# Short problem
Select every line below containing the word "JSON".

# Listed records
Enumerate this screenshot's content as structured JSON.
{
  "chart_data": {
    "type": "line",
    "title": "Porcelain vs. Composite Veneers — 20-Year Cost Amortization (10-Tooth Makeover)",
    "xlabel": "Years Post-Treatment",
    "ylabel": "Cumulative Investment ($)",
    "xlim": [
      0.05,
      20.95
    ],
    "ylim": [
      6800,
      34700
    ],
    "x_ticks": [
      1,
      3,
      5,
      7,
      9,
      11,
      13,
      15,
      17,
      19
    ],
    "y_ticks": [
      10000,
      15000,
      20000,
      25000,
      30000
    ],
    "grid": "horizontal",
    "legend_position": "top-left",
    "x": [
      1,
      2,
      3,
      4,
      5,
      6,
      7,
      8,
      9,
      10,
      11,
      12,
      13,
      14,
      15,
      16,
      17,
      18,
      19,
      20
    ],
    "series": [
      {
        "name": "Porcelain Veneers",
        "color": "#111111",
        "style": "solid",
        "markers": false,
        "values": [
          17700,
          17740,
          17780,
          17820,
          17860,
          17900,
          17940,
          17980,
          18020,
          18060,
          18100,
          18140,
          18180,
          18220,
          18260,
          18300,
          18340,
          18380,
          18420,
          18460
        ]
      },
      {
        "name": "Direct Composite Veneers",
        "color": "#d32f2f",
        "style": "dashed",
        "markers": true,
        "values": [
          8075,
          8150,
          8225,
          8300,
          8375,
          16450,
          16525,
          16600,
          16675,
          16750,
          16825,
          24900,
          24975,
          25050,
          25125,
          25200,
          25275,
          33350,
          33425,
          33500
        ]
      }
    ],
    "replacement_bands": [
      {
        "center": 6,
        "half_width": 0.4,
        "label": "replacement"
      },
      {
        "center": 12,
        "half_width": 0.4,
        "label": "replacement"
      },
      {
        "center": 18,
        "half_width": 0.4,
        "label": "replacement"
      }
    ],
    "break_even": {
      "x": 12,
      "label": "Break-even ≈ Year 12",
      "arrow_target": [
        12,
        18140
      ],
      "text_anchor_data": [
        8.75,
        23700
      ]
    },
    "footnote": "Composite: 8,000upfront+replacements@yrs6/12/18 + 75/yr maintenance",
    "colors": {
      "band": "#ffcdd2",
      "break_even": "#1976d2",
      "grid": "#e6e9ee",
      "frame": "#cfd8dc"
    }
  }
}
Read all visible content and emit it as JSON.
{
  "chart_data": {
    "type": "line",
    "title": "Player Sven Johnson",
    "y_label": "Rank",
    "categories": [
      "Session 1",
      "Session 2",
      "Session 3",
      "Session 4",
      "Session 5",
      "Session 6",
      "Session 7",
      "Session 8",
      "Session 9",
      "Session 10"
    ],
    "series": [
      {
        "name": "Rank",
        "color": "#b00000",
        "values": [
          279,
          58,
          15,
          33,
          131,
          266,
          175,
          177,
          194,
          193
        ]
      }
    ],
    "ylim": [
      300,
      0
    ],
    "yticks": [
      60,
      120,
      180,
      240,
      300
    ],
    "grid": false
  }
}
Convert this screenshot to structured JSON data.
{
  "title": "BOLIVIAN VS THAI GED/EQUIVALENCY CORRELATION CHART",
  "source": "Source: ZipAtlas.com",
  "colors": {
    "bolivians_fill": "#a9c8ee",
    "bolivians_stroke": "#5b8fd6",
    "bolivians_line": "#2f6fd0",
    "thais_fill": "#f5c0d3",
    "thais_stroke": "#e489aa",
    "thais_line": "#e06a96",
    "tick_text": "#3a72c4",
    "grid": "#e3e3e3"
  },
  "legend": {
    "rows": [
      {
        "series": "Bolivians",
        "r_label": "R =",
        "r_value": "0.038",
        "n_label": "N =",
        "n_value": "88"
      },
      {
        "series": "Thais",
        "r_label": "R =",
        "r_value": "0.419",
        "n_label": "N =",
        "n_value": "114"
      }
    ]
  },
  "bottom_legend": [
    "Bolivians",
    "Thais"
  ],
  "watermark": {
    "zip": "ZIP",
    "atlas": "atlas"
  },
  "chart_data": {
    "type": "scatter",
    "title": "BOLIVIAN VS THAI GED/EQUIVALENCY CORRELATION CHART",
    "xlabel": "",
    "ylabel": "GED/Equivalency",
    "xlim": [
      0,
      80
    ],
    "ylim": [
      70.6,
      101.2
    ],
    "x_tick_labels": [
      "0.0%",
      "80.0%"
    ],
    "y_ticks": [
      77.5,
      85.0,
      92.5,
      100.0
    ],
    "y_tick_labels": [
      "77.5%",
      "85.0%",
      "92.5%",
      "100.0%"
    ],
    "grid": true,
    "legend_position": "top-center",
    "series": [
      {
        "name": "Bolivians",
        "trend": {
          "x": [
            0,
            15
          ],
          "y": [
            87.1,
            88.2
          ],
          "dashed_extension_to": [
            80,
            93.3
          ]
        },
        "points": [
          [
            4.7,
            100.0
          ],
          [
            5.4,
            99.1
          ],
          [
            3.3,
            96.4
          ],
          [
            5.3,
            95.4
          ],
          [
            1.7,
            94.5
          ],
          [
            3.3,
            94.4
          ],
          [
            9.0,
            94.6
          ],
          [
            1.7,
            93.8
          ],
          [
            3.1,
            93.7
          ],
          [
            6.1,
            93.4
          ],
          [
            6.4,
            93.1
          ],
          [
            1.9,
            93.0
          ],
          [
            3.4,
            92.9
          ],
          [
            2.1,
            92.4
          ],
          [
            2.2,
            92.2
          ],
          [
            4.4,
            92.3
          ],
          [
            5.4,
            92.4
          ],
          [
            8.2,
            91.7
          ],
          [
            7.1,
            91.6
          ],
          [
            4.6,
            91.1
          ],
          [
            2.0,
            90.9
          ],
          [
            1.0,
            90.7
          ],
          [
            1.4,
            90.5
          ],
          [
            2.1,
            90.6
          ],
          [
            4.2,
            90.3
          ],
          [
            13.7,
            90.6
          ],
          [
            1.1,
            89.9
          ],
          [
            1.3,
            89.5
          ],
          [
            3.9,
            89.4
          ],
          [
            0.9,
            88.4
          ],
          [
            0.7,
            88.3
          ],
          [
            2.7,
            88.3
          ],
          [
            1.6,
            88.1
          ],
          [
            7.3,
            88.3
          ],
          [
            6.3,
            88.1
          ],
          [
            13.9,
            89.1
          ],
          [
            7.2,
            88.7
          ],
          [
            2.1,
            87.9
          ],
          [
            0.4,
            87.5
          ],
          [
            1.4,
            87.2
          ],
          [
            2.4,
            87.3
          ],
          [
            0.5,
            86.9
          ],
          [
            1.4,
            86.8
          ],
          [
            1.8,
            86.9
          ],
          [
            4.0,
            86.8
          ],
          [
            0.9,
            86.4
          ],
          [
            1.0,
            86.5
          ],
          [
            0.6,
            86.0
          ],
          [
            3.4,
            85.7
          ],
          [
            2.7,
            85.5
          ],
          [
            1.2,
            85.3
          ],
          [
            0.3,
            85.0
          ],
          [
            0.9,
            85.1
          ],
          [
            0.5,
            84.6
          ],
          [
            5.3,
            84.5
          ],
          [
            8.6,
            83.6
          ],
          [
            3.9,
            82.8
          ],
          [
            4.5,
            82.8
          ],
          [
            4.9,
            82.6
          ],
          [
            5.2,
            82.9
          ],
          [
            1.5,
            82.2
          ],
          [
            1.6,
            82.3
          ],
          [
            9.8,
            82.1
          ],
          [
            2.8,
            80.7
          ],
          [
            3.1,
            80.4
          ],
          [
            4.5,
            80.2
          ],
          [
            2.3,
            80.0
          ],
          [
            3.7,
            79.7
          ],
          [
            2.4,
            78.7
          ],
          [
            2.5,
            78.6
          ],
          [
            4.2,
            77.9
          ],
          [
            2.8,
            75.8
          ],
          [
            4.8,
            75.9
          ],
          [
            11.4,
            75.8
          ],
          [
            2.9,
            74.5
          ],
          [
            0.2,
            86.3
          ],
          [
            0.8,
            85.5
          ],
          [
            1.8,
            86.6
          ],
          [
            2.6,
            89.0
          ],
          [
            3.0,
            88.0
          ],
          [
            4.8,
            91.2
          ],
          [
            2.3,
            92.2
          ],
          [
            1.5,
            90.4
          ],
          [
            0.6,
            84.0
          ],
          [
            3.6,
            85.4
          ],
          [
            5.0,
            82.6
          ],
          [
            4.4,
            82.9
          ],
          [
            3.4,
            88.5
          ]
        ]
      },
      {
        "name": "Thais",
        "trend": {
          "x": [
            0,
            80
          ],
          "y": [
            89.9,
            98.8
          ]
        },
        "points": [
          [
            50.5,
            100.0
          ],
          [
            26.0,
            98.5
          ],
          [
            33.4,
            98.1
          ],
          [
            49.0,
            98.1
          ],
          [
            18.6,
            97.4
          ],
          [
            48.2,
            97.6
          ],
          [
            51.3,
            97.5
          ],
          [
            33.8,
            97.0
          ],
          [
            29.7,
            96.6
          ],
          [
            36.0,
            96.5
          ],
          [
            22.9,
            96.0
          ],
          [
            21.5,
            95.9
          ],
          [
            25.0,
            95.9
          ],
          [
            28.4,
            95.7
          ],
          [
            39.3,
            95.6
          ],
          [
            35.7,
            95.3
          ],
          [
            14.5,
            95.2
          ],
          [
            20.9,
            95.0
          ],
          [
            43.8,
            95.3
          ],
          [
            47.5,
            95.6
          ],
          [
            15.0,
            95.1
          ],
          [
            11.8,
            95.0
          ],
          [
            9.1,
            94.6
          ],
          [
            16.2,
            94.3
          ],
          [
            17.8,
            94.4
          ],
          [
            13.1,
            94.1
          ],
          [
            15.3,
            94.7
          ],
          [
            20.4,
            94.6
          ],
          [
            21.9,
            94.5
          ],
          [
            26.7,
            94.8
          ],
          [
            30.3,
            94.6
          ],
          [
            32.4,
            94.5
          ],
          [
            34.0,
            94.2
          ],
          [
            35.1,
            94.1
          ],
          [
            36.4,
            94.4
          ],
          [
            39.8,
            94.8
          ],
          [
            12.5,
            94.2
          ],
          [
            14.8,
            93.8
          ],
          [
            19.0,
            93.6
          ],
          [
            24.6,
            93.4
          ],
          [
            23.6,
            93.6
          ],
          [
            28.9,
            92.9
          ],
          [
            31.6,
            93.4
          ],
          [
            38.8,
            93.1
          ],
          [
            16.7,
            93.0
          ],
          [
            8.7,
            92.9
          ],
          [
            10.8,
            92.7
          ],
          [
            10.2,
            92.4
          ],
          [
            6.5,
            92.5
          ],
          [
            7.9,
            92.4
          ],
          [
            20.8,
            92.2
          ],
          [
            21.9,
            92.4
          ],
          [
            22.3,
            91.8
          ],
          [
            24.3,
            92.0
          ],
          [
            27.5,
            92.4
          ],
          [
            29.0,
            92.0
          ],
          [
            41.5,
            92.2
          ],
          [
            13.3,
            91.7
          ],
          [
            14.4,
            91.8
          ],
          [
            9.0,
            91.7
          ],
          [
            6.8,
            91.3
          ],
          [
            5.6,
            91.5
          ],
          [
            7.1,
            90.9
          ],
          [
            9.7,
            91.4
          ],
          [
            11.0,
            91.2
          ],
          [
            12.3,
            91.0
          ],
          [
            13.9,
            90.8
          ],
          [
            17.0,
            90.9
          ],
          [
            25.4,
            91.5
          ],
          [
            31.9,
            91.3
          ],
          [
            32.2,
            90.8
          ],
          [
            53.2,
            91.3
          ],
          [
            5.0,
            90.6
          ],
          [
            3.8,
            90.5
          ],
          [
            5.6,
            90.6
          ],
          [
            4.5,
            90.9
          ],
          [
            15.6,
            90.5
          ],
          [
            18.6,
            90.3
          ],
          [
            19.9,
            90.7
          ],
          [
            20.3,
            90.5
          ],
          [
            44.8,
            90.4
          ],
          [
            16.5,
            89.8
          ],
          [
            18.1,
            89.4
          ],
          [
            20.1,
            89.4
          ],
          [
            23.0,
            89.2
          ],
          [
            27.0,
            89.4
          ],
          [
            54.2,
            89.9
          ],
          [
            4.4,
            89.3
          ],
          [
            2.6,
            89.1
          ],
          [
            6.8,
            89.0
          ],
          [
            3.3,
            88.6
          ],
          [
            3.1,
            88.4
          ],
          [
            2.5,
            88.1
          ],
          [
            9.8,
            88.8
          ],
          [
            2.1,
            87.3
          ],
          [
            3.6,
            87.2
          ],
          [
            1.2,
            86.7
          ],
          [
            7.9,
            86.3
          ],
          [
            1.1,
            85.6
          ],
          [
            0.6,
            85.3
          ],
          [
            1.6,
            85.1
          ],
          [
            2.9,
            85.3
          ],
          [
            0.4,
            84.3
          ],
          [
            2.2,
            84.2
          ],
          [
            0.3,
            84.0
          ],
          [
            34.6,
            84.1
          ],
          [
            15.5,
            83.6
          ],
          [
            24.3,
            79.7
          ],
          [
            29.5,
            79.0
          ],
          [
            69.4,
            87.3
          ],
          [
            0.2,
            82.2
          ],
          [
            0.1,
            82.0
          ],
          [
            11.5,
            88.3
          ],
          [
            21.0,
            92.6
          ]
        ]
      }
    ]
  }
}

# Solution to this problem
Enumerate this screenshot's content as structured JSON.
Read all visible content and emit it as JSON.
Convert this screenshot to structured JSON data.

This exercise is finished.